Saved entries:

>> Begin

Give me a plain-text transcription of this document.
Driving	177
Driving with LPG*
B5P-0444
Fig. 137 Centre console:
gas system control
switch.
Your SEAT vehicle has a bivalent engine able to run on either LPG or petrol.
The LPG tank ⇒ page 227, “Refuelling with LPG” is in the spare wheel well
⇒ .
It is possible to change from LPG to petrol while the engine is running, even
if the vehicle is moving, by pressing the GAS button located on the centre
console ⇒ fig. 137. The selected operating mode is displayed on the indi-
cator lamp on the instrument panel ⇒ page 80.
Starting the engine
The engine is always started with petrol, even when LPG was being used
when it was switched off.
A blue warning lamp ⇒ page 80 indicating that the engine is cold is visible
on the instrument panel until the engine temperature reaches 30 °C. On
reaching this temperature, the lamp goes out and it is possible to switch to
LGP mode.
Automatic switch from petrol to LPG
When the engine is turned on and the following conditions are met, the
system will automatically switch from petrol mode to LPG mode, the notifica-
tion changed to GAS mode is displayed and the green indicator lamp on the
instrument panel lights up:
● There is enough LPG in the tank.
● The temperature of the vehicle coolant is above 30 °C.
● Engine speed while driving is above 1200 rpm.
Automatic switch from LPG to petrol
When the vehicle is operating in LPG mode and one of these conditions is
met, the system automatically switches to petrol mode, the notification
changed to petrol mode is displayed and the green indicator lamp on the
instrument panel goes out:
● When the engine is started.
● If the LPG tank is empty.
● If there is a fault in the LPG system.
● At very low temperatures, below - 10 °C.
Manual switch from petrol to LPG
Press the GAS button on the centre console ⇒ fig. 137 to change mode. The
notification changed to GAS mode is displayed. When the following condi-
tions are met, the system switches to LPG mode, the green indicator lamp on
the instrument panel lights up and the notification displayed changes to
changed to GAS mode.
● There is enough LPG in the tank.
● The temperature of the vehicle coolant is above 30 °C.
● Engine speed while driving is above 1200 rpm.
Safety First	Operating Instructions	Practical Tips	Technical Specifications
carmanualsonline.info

>> End

# AIM OF THE EXERCISE:
Copy each line of the data above that holds "changed".

# FINAL ANSWER:
tion changed to GAS mode is displayed and the green indicator lamp on the
changed to petrol mode is displayed and the green indicator lamp on the
notification changed to GAS mode is displayed. When the following condi-
changed to GAS mode.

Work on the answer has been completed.